Exercise brief >> Using the data below, gather each line that includes the word "indicator".
++++ Task data
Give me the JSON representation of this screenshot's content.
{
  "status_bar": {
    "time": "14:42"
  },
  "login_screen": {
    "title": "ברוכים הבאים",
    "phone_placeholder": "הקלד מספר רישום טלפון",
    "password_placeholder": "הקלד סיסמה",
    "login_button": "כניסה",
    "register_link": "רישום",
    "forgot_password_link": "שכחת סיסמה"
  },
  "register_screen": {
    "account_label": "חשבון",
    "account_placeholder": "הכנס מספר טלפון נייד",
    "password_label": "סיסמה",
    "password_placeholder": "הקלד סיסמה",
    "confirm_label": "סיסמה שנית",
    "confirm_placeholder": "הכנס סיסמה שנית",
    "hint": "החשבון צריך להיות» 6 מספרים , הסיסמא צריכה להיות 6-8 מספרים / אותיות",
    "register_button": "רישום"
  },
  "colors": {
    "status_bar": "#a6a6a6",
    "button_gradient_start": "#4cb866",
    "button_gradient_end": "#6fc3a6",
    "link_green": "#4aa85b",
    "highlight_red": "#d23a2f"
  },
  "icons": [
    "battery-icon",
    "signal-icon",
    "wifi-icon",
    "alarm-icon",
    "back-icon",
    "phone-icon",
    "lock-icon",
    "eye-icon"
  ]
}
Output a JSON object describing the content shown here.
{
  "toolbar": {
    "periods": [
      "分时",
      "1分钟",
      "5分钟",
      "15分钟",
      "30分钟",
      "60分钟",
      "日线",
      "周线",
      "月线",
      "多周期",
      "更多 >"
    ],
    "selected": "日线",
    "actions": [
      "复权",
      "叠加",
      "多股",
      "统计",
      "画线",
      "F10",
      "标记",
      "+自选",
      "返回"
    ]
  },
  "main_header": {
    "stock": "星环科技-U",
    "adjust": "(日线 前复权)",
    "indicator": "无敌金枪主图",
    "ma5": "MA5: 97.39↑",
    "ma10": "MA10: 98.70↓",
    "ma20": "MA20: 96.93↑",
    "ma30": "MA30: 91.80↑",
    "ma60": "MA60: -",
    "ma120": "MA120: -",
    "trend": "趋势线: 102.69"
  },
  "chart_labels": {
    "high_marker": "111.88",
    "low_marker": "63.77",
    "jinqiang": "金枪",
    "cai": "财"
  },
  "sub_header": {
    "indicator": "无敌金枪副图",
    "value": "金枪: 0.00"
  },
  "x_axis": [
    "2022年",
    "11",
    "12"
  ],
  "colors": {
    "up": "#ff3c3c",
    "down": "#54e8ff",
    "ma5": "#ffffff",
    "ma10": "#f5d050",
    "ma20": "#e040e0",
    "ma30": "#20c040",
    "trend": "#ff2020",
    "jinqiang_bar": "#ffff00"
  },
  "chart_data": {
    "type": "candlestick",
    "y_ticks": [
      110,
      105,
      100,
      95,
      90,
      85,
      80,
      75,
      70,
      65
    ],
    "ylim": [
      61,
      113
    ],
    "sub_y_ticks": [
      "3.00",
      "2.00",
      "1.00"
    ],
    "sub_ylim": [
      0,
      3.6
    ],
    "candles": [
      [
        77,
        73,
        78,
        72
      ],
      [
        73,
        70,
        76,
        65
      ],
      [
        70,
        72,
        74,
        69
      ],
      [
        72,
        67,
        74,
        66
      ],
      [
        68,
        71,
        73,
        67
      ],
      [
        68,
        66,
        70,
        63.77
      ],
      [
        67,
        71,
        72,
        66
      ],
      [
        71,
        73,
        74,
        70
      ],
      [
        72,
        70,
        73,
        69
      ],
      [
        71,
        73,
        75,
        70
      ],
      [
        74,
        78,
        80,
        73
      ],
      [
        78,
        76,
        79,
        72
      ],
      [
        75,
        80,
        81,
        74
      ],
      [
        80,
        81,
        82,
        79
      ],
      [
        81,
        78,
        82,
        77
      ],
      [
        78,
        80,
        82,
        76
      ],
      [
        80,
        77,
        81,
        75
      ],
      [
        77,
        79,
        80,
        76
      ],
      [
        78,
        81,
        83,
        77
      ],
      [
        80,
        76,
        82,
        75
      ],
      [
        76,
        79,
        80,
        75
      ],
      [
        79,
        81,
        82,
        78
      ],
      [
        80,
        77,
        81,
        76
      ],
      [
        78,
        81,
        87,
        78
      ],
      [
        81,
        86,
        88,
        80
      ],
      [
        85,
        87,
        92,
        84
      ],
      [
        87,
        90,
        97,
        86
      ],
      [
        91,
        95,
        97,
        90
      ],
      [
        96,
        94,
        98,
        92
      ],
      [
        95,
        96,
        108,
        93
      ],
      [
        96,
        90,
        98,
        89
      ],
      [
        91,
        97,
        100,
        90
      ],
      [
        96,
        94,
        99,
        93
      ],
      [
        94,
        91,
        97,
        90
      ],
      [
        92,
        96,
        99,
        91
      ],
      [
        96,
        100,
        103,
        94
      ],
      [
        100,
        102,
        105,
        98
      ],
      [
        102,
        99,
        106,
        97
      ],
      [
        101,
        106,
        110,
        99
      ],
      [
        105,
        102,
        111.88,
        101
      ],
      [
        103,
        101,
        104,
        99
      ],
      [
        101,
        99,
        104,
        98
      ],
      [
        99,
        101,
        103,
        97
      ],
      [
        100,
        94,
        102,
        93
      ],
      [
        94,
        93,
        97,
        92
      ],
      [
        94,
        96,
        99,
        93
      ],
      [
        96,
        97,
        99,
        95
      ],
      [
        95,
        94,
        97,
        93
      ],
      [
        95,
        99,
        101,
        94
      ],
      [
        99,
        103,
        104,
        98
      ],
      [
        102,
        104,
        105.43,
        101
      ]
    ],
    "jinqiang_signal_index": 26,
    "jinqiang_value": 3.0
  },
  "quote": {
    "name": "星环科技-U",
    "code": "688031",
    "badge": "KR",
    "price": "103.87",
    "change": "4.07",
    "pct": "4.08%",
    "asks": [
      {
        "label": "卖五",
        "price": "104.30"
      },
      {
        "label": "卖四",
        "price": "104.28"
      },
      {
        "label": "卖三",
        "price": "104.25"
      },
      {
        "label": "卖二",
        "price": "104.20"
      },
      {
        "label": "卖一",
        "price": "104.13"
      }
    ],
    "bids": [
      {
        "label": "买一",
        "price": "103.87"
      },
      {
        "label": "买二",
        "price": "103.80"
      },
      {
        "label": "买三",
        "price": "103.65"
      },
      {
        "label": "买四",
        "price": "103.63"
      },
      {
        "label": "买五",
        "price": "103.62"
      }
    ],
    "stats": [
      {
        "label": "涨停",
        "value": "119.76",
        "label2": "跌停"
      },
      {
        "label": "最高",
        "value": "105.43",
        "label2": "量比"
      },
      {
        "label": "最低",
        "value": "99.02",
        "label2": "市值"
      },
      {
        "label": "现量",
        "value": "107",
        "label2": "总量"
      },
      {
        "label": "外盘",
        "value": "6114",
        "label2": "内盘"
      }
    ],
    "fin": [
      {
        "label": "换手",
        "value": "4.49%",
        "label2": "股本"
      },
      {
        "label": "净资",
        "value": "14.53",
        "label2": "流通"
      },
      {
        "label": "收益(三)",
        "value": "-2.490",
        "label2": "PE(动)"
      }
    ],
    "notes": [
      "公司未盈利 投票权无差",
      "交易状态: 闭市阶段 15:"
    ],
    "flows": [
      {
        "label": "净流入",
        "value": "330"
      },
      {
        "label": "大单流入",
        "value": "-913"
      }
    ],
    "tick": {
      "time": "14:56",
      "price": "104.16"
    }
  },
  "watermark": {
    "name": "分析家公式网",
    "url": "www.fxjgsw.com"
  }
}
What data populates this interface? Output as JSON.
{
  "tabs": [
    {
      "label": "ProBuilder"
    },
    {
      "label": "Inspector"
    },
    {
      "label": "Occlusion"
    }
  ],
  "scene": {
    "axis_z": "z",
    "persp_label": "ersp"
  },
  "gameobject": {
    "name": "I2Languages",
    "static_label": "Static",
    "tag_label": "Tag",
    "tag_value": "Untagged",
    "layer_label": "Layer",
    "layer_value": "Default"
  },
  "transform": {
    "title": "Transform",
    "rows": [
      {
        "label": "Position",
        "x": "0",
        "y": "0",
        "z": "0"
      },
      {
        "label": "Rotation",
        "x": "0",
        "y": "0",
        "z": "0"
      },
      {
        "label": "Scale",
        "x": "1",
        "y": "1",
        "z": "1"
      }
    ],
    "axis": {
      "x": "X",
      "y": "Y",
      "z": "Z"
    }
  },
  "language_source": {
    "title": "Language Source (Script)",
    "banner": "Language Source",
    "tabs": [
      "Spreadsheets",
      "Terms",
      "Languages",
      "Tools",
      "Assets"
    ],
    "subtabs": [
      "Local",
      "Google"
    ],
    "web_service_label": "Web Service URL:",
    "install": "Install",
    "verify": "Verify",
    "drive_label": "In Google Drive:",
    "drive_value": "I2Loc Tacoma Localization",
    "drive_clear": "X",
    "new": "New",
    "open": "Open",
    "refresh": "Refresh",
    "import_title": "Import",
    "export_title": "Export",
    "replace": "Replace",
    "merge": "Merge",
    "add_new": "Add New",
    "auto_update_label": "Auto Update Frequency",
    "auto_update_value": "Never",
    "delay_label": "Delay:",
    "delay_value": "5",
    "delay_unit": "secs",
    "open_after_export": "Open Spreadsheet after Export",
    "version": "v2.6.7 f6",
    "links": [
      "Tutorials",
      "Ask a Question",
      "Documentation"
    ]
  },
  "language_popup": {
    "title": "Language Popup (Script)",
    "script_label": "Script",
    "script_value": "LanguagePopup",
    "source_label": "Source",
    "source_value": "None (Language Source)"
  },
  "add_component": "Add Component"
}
++++++++
++++ Task data
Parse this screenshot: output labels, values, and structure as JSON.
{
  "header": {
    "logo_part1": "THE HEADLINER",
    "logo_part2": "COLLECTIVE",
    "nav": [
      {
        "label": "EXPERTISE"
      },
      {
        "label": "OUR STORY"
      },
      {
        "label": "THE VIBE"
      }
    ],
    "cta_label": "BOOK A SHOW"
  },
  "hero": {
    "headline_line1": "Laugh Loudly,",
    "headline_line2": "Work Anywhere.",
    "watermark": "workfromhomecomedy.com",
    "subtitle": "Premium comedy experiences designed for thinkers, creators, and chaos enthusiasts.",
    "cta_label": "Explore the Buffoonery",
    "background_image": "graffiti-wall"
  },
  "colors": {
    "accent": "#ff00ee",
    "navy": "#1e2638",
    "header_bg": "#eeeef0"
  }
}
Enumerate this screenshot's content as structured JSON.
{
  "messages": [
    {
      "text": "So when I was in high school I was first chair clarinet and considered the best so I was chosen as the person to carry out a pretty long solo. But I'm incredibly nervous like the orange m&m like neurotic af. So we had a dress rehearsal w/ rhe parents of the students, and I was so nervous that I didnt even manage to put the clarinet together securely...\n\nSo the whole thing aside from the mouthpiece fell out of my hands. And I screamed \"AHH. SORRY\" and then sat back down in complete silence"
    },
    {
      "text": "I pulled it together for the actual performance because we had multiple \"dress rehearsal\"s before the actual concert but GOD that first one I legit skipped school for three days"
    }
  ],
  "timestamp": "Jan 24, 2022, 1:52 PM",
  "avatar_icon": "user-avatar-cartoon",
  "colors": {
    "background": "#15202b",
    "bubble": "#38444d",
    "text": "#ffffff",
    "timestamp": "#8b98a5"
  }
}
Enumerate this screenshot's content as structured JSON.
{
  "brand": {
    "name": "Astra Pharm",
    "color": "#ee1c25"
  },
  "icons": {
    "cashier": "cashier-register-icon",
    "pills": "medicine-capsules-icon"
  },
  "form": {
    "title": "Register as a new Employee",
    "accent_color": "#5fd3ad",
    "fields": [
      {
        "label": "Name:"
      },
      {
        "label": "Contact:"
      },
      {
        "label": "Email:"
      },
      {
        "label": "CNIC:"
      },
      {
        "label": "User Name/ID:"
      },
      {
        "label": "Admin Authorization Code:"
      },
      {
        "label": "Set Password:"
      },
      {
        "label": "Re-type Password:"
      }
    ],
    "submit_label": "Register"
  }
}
++++++++
++++ Task data
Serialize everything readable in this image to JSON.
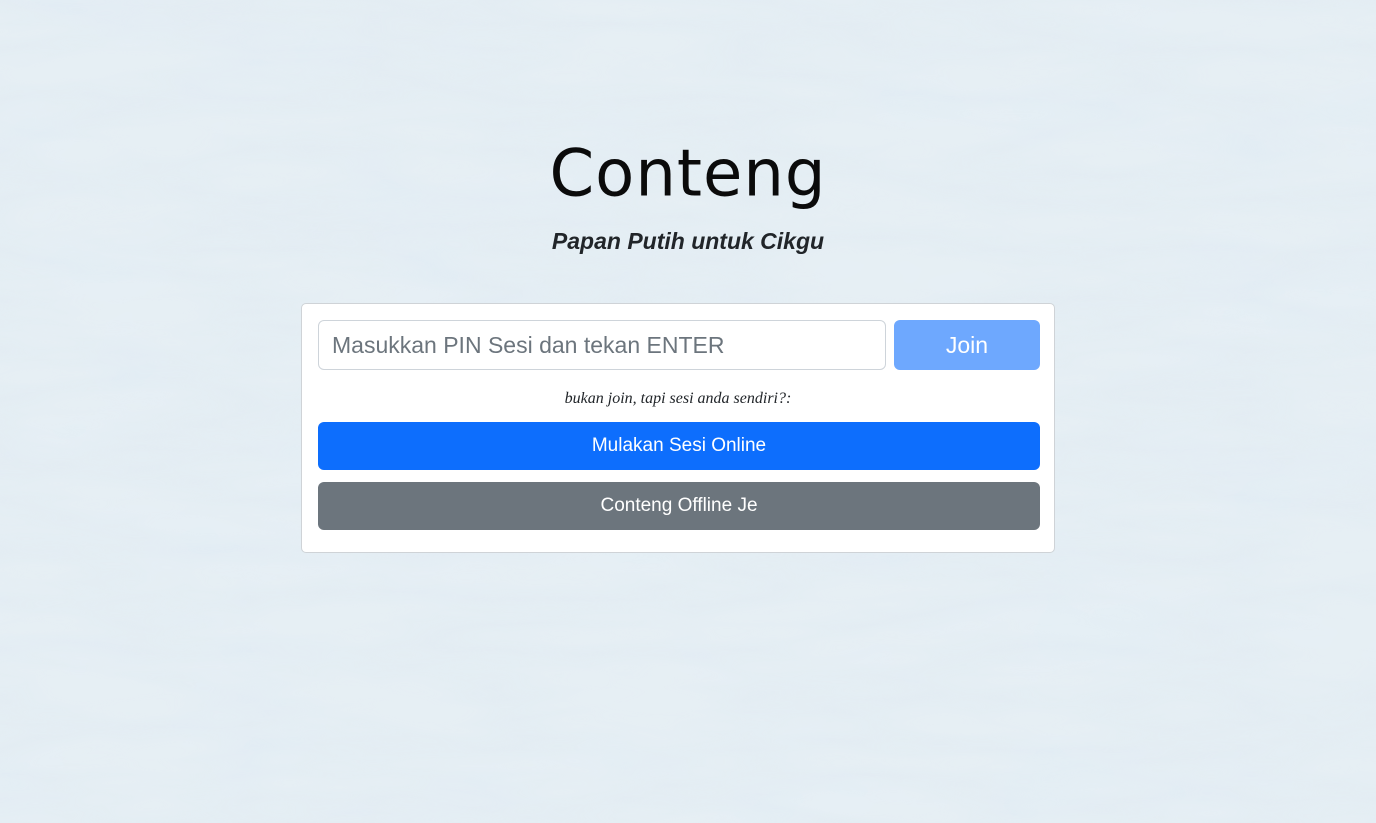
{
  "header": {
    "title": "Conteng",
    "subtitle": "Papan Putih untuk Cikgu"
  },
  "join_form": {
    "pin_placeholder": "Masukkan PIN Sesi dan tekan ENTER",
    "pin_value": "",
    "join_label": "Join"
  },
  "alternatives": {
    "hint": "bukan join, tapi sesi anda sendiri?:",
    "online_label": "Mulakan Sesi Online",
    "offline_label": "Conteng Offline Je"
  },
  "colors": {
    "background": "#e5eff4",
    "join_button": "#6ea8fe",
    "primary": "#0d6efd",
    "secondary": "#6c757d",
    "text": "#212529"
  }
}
++++++++
Output >>
    "indicator": "无敌金枪主图",
    "indicator": "无敌金枪副图",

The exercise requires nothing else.